(TASK INPUTS):
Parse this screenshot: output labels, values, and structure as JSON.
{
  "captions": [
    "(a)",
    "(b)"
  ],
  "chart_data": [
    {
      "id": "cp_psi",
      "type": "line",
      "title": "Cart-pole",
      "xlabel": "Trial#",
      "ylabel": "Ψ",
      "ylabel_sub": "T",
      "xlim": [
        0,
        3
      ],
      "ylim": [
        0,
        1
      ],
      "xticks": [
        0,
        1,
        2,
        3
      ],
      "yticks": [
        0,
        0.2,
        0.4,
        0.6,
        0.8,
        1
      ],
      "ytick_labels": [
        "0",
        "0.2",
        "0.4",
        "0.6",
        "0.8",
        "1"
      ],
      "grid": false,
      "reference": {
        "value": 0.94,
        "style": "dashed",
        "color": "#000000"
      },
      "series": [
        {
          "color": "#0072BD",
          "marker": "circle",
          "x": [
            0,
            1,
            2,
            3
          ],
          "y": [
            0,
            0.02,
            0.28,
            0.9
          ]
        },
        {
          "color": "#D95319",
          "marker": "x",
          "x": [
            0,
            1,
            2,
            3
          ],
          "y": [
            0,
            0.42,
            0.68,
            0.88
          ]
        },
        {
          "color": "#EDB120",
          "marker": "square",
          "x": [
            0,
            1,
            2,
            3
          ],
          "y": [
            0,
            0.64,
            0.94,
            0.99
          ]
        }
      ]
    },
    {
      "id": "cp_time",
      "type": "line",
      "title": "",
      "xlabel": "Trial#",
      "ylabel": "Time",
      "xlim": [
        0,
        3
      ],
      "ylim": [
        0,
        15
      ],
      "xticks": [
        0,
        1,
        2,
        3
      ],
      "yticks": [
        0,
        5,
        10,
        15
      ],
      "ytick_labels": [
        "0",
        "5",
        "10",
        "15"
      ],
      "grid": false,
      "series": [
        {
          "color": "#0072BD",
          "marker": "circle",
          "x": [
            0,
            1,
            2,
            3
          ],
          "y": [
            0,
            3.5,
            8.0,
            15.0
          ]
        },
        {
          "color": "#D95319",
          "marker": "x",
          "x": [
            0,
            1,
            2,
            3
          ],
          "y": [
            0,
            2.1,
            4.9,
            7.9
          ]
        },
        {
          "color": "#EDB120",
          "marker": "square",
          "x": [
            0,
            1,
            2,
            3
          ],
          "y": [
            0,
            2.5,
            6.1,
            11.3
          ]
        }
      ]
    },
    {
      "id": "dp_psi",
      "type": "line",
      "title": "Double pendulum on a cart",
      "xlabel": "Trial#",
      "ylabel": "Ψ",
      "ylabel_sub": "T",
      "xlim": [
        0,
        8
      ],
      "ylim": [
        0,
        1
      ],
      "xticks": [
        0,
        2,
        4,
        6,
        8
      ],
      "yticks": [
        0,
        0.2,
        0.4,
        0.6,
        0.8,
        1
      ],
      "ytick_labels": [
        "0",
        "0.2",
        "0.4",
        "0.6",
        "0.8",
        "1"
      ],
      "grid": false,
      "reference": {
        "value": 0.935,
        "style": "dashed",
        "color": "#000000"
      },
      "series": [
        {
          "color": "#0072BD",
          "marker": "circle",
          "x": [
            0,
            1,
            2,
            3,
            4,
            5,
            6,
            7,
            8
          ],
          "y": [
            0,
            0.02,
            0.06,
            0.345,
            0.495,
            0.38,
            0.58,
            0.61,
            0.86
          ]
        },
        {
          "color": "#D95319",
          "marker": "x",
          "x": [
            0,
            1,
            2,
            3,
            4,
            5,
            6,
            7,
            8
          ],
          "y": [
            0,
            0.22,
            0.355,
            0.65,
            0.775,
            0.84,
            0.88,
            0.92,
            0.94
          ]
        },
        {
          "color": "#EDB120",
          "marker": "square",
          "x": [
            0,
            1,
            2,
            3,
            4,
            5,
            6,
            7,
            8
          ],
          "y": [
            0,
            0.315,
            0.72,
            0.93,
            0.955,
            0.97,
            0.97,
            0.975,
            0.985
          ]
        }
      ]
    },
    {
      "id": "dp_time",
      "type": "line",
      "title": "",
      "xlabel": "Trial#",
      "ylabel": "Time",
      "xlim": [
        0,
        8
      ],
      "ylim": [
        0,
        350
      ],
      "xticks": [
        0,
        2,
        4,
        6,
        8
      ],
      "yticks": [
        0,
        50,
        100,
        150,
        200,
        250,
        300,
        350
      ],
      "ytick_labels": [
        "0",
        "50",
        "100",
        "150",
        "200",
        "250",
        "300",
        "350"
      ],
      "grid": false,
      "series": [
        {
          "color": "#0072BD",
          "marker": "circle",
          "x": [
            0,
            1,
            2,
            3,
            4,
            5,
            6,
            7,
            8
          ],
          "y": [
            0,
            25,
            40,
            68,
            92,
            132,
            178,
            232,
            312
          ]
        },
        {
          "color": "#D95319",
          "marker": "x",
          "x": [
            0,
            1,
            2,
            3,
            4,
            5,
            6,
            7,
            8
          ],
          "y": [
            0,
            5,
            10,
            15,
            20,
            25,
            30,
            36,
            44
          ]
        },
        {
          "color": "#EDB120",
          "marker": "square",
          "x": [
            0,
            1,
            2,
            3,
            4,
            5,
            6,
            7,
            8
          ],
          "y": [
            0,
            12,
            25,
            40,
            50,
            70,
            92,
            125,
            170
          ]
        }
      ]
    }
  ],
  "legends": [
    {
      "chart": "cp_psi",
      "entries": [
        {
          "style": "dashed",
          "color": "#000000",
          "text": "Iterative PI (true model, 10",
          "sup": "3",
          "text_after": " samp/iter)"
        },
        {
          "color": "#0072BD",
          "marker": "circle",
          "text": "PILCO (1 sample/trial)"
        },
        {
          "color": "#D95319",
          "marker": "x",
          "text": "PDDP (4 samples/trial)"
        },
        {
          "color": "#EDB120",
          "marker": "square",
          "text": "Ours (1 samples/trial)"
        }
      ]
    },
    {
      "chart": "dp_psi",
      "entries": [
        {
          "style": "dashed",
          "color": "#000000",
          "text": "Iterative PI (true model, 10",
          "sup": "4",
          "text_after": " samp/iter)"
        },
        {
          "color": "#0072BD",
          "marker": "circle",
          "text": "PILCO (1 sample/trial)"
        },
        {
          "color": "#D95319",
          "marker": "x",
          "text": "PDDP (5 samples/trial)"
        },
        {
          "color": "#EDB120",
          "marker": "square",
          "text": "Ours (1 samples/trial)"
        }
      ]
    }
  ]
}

(WRITTEN INSTRUCTION):
Looking at the entries above, say how many lines contain the word "samples". Only the number is wanted.

(REPLY):
4